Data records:
============
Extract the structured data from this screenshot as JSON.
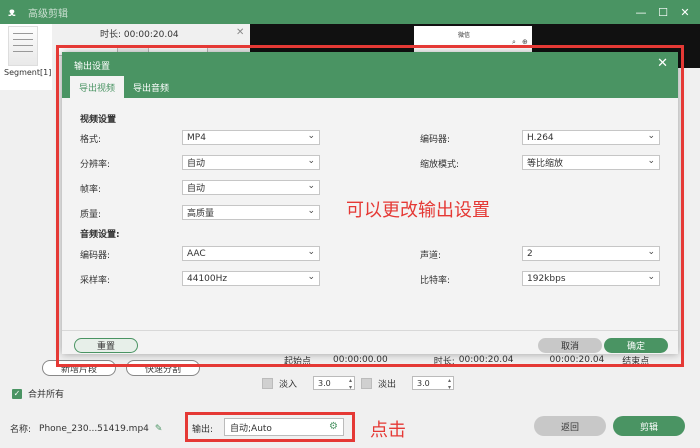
{
  "window": {
    "title": "高级剪辑",
    "logo": "app-logo-icon",
    "controls": [
      "minimize-icon",
      "maximize-icon",
      "close-icon"
    ]
  },
  "editor": {
    "segment_label": "Segment[1]",
    "duration_label": "时长:",
    "duration_value": "00:00:20.04",
    "time_row": {
      "start_label": "起始点",
      "start_value": "00:00:00.00",
      "duration_label": "时长:",
      "duration_value": "00:00:20.04",
      "end_value": "00:00:20.04",
      "end_label": "结束点"
    },
    "buttons": {
      "new_segment": "新增片段",
      "quick_split": "快速分割"
    },
    "merge_all": "合并所有",
    "merge_checked": true,
    "fade_in": {
      "label": "淡入",
      "value": "3.0"
    },
    "fade_out": {
      "label": "淡出",
      "value": "3.0"
    },
    "phone_preview_title": "微信"
  },
  "footer": {
    "name_label": "名称:",
    "filename": "Phone_230...51419.mp4",
    "output_label": "输出:",
    "output_value": "自动;Auto",
    "back_button": "返回",
    "cut_button": "剪辑"
  },
  "dialog": {
    "title": "输出设置",
    "tabs": [
      "导出视频",
      "导出音频"
    ],
    "active_tab": 0,
    "video_section": "视频设置",
    "audio_section": "音频设置:",
    "video_fields_left": [
      {
        "label": "格式:",
        "value": "MP4"
      },
      {
        "label": "分辨率:",
        "value": "自动"
      },
      {
        "label": "帧率:",
        "value": "自动"
      },
      {
        "label": "质量:",
        "value": "高质量"
      }
    ],
    "video_fields_right": [
      {
        "label": "编码器:",
        "value": "H.264"
      },
      {
        "label": "缩放模式:",
        "value": "等比缩放"
      }
    ],
    "audio_fields_left": [
      {
        "label": "编码器:",
        "value": "AAC"
      },
      {
        "label": "采样率:",
        "value": "44100Hz"
      }
    ],
    "audio_fields_right": [
      {
        "label": "声道:",
        "value": "2"
      },
      {
        "label": "比特率:",
        "value": "192kbps"
      }
    ],
    "reset_button": "重置",
    "cancel_button": "取消",
    "ok_button": "确定"
  },
  "annotations": {
    "settings_note": "可以更改输出设置",
    "click_note": "点击",
    "color": "#e53935"
  },
  "colors": {
    "brand": "#4a9463",
    "annotation": "#e53935"
  }
}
============
- **BRIEF**: Quote in full the listing given above; the images are to be left out.

- **COMPLETED TASK**:
Extract the structured data from this screenshot as JSON.
{
  "window": {
    "title": "高级剪辑",
    "logo": "app-logo-icon",
    "controls": [
      "minimize-icon",
      "maximize-icon",
      "close-icon"
    ]
  },
  "editor": {
    "segment_label": "Segment[1]",
    "duration_label": "时长:",
    "duration_value": "00:00:20.04",
    "time_row": {
      "start_label": "起始点",
      "start_value": "00:00:00.00",
      "duration_label": "时长:",
      "duration_value": "00:00:20.04",
      "end_value": "00:00:20.04",
      "end_label": "结束点"
    },
    "buttons": {
      "new_segment": "新增片段",
      "quick_split": "快速分割"
    },
    "merge_all": "合并所有",
    "merge_checked": true,
    "fade_in": {
      "label": "淡入",
      "value": "3.0"
    },
    "fade_out": {
      "label": "淡出",
      "value": "3.0"
    },
    "phone_preview_title": "微信"
  },
  "footer": {
    "name_label": "名称:",
    "filename": "Phone_230...51419.mp4",
    "output_label": "输出:",
    "output_value": "自动;Auto",
    "back_button": "返回",
    "cut_button": "剪辑"
  },
  "dialog": {
    "title": "输出设置",
    "tabs": [
      "导出视频",
      "导出音频"
    ],
    "active_tab": 0,
    "video_section": "视频设置",
    "audio_section": "音频设置:",
    "video_fields_left": [
      {
        "label": "格式:",
        "value": "MP4"
      },
      {
        "label": "分辨率:",
        "value": "自动"
      },
      {
        "label": "帧率:",
        "value": "自动"
      },
      {
        "label": "质量:",
        "value": "高质量"
      }
    ],
    "video_fields_right": [
      {
        "label": "编码器:",
        "value": "H.264"
      },
      {
        "label": "缩放模式:",
        "value": "等比缩放"
      }
    ],
    "audio_fields_left": [
      {
        "label": "编码器:",
        "value": "AAC"
      },
      {
        "label": "采样率:",
        "value": "44100Hz"
      }
    ],
    "audio_fields_right": [
      {
        "label": "声道:",
        "value": "2"
      },
      {
        "label": "比特率:",
        "value": "192kbps"
      }
    ],
    "reset_button": "重置",
    "cancel_button": "取消",
    "ok_button": "确定"
  },
  "annotations": {
    "settings_note": "可以更改输出设置",
    "click_note": "点击",
    "color": "#e53935"
  },
  "colors": {
    "brand": "#4a9463",
    "annotation": "#e53935"
  }
}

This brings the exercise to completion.